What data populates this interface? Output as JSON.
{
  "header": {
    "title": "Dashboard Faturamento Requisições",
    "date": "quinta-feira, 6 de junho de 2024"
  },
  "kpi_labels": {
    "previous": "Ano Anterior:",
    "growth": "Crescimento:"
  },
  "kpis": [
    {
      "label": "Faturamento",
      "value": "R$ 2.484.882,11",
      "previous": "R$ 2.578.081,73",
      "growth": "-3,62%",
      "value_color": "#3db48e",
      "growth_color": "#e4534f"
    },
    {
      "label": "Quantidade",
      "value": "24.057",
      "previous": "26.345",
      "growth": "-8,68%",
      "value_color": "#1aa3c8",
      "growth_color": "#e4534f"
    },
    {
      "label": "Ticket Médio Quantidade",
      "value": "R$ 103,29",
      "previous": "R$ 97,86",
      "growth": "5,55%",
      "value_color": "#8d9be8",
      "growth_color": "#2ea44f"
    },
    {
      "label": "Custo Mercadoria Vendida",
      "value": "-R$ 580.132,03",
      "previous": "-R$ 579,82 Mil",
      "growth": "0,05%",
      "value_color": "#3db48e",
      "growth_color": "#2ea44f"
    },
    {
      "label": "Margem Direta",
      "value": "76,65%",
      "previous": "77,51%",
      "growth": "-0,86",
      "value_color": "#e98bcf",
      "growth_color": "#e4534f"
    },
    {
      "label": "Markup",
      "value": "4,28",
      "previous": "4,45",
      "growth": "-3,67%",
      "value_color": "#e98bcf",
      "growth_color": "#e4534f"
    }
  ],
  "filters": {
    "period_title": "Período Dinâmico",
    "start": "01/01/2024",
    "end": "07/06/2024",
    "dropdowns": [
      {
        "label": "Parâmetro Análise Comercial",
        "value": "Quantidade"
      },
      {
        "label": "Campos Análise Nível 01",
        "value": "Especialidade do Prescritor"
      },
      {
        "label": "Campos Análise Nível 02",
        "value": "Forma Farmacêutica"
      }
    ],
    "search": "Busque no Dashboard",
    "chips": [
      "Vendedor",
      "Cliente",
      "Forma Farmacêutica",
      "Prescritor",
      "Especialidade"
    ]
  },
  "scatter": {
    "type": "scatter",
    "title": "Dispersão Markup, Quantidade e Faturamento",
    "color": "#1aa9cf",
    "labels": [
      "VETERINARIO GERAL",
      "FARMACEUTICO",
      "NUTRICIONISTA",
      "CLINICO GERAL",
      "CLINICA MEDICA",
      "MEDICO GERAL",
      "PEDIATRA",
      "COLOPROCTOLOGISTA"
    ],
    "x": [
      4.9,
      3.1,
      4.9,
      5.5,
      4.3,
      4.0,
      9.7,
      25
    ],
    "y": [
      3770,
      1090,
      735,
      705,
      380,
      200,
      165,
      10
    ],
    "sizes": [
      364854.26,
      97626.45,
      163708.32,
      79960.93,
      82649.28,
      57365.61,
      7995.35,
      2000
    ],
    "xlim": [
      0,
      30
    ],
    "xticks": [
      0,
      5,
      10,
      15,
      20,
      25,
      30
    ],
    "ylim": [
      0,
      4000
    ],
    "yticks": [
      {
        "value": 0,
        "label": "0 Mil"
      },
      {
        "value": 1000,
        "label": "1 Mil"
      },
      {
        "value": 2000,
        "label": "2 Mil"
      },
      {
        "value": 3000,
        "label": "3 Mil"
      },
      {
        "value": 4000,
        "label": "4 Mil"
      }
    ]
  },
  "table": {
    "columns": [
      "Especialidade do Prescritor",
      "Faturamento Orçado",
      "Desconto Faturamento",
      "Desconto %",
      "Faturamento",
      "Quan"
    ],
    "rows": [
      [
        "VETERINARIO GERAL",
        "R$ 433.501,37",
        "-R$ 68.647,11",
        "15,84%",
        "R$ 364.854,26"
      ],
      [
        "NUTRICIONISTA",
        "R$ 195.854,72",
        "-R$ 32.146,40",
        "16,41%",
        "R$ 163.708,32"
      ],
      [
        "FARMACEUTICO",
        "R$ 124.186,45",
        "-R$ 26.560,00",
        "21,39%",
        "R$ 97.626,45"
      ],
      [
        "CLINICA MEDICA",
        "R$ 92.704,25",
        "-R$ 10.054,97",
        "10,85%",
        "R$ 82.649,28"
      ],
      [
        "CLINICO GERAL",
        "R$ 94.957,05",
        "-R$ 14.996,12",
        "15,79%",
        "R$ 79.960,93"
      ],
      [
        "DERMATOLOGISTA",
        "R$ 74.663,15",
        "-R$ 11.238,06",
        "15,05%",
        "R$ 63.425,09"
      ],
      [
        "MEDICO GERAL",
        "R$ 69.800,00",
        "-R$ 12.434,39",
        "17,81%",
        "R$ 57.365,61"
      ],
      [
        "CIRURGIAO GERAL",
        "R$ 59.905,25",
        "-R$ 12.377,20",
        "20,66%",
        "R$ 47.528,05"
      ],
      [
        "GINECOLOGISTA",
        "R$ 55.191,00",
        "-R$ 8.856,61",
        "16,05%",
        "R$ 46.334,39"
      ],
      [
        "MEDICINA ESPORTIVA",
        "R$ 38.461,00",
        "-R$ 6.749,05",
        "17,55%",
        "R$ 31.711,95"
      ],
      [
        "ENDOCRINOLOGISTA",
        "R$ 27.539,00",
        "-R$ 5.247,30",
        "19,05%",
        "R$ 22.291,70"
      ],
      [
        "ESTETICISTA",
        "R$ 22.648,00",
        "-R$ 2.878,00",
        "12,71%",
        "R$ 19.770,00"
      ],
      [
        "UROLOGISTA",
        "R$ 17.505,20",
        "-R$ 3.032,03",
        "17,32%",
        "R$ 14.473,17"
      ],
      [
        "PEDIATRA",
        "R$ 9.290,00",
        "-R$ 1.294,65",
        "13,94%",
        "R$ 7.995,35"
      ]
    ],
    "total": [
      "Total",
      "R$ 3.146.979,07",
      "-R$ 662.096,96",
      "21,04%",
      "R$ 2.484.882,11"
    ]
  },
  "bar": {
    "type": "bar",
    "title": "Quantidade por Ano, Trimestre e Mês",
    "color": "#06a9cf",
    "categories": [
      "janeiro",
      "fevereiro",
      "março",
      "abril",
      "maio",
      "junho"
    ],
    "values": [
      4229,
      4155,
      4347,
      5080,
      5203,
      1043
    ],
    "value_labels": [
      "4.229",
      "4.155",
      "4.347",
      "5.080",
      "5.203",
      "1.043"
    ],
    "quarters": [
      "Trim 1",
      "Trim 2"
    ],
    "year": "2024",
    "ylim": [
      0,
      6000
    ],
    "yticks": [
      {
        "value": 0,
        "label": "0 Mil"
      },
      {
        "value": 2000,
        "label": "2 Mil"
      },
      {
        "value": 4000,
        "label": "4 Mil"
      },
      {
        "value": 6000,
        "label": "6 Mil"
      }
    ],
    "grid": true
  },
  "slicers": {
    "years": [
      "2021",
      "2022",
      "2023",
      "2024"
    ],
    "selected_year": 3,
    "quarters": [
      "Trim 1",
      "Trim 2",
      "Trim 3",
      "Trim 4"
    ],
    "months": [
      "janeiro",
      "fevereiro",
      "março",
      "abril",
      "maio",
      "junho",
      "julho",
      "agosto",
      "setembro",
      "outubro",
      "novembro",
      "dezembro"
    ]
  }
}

————————

(Task requirements): Return the whole listing exactly, with every line included.

(Output of the task):
What data populates this interface? Output as JSON.
{
  "header": {
    "title": "Dashboard Faturamento Requisições",
    "date": "quinta-feira, 6 de junho de 2024"
  },
  "kpi_labels": {
    "previous": "Ano Anterior:",
    "growth": "Crescimento:"
  },
  "kpis": [
    {
      "label": "Faturamento",
      "value": "R$ 2.484.882,11",
      "previous": "R$ 2.578.081,73",
      "growth": "-3,62%",
      "value_color": "#3db48e",
      "growth_color": "#e4534f"
    },
    {
      "label": "Quantidade",
      "value": "24.057",
      "previous": "26.345",
      "growth": "-8,68%",
      "value_color": "#1aa3c8",
      "growth_color": "#e4534f"
    },
    {
      "label": "Ticket Médio Quantidade",
      "value": "R$ 103,29",
      "previous": "R$ 97,86",
      "growth": "5,55%",
      "value_color": "#8d9be8",
      "growth_color": "#2ea44f"
    },
    {
      "label": "Custo Mercadoria Vendida",
      "value": "-R$ 580.132,03",
      "previous": "-R$ 579,82 Mil",
      "growth": "0,05%",
      "value_color": "#3db48e",
      "growth_color": "#2ea44f"
    },
    {
      "label": "Margem Direta",
      "value": "76,65%",
      "previous": "77,51%",
      "growth": "-0,86",
      "value_color": "#e98bcf",
      "growth_color": "#e4534f"
    },
    {
      "label": "Markup",
      "value": "4,28",
      "previous": "4,45",
      "growth": "-3,67%",
      "value_color": "#e98bcf",
      "growth_color": "#e4534f"
    }
  ],
  "filters": {
    "period_title": "Período Dinâmico",
    "start": "01/01/2024",
    "end": "07/06/2024",
    "dropdowns": [
      {
        "label": "Parâmetro Análise Comercial",
        "value": "Quantidade"
      },
      {
        "label": "Campos Análise Nível 01",
        "value": "Especialidade do Prescritor"
      },
      {
        "label": "Campos Análise Nível 02",
        "value": "Forma Farmacêutica"
      }
    ],
    "search": "Busque no Dashboard",
    "chips": [
      "Vendedor",
      "Cliente",
      "Forma Farmacêutica",
      "Prescritor",
      "Especialidade"
    ]
  },
  "scatter": {
    "type": "scatter",
    "title": "Dispersão Markup, Quantidade e Faturamento",
    "color": "#1aa9cf",
    "labels": [
      "VETERINARIO GERAL",
      "FARMACEUTICO",
      "NUTRICIONISTA",
      "CLINICO GERAL",
      "CLINICA MEDICA",
      "MEDICO GERAL",
      "PEDIATRA",
      "COLOPROCTOLOGISTA"
    ],
    "x": [
      4.9,
      3.1,
      4.9,
      5.5,
      4.3,
      4.0,
      9.7,
      25
    ],
    "y": [
      3770,
      1090,
      735,
      705,
      380,
      200,
      165,
      10
    ],
    "sizes": [
      364854.26,
      97626.45,
      163708.32,
      79960.93,
      82649.28,
      57365.61,
      7995.35,
      2000
    ],
    "xlim": [
      0,
      30
    ],
    "xticks": [
      0,
      5,
      10,
      15,
      20,
      25,
      30
    ],
    "ylim": [
      0,
      4000
    ],
    "yticks": [
      {
        "value": 0,
        "label": "0 Mil"
      },
      {
        "value": 1000,
        "label": "1 Mil"
      },
      {
        "value": 2000,
        "label": "2 Mil"
      },
      {
        "value": 3000,
        "label": "3 Mil"
      },
      {
        "value": 4000,
        "label": "4 Mil"
      }
    ]
  },
  "table": {
    "columns": [
      "Especialidade do Prescritor",
      "Faturamento Orçado",
      "Desconto Faturamento",
      "Desconto %",
      "Faturamento",
      "Quan"
    ],
    "rows": [
      [
        "VETERINARIO GERAL",
        "R$ 433.501,37",
        "-R$ 68.647,11",
        "15,84%",
        "R$ 364.854,26"
      ],
      [
        "NUTRICIONISTA",
        "R$ 195.854,72",
        "-R$ 32.146,40",
        "16,41%",
        "R$ 163.708,32"
      ],
      [
        "FARMACEUTICO",
        "R$ 124.186,45",
        "-R$ 26.560,00",
        "21,39%",
        "R$ 97.626,45"
      ],
      [
        "CLINICA MEDICA",
        "R$ 92.704,25",
        "-R$ 10.054,97",
        "10,85%",
        "R$ 82.649,28"
      ],
      [
        "CLINICO GERAL",
        "R$ 94.957,05",
        "-R$ 14.996,12",
        "15,79%",
        "R$ 79.960,93"
      ],
      [
        "DERMATOLOGISTA",
        "R$ 74.663,15",
        "-R$ 11.238,06",
        "15,05%",
        "R$ 63.425,09"
      ],
      [
        "MEDICO GERAL",
        "R$ 69.800,00",
        "-R$ 12.434,39",
        "17,81%",
        "R$ 57.365,61"
      ],
      [
        "CIRURGIAO GERAL",
        "R$ 59.905,25",
        "-R$ 12.377,20",
        "20,66%",
        "R$ 47.528,05"
      ],
      [
        "GINECOLOGISTA",
        "R$ 55.191,00",
        "-R$ 8.856,61",
        "16,05%",
        "R$ 46.334,39"
      ],
      [
        "MEDICINA ESPORTIVA",
        "R$ 38.461,00",
        "-R$ 6.749,05",
        "17,55%",
        "R$ 31.711,95"
      ],
      [
        "ENDOCRINOLOGISTA",
        "R$ 27.539,00",
        "-R$ 5.247,30",
        "19,05%",
        "R$ 22.291,70"
      ],
      [
        "ESTETICISTA",
        "R$ 22.648,00",
        "-R$ 2.878,00",
        "12,71%",
        "R$ 19.770,00"
      ],
      [
        "UROLOGISTA",
        "R$ 17.505,20",
        "-R$ 3.032,03",
        "17,32%",
        "R$ 14.473,17"
      ],
      [
        "PEDIATRA",
        "R$ 9.290,00",
        "-R$ 1.294,65",
        "13,94%",
        "R$ 7.995,35"
      ]
    ],
    "total": [
      "Total",
      "R$ 3.146.979,07",
      "-R$ 662.096,96",
      "21,04%",
      "R$ 2.484.882,11"
    ]
  },
  "bar": {
    "type": "bar",
    "title": "Quantidade por Ano, Trimestre e Mês",
    "color": "#06a9cf",
    "categories": [
      "janeiro",
      "fevereiro",
      "março",
      "abril",
      "maio",
      "junho"
    ],
    "values": [
      4229,
      4155,
      4347,
      5080,
      5203,
      1043
    ],
    "value_labels": [
      "4.229",
      "4.155",
      "4.347",
      "5.080",
      "5.203",
      "1.043"
    ],
    "quarters": [
      "Trim 1",
      "Trim 2"
    ],
    "year": "2024",
    "ylim": [
      0,
      6000
    ],
    "yticks": [
      {
        "value": 0,
        "label": "0 Mil"
      },
      {
        "value": 2000,
        "label": "2 Mil"
      },
      {
        "value": 4000,
        "label": "4 Mil"
      },
      {
        "value": 6000,
        "label": "6 Mil"
      }
    ],
    "grid": true
  },
  "slicers": {
    "years": [
      "2021",
      "2022",
      "2023",
      "2024"
    ],
    "selected_year": 3,
    "quarters": [
      "Trim 1",
      "Trim 2",
      "Trim 3",
      "Trim 4"
    ],
    "months": [
      "janeiro",
      "fevereiro",
      "março",
      "abril",
      "maio",
      "junho",
      "julho",
      "agosto",
      "setembro",
      "outubro",
      "novembro",
      "dezembro"
    ]
  }
}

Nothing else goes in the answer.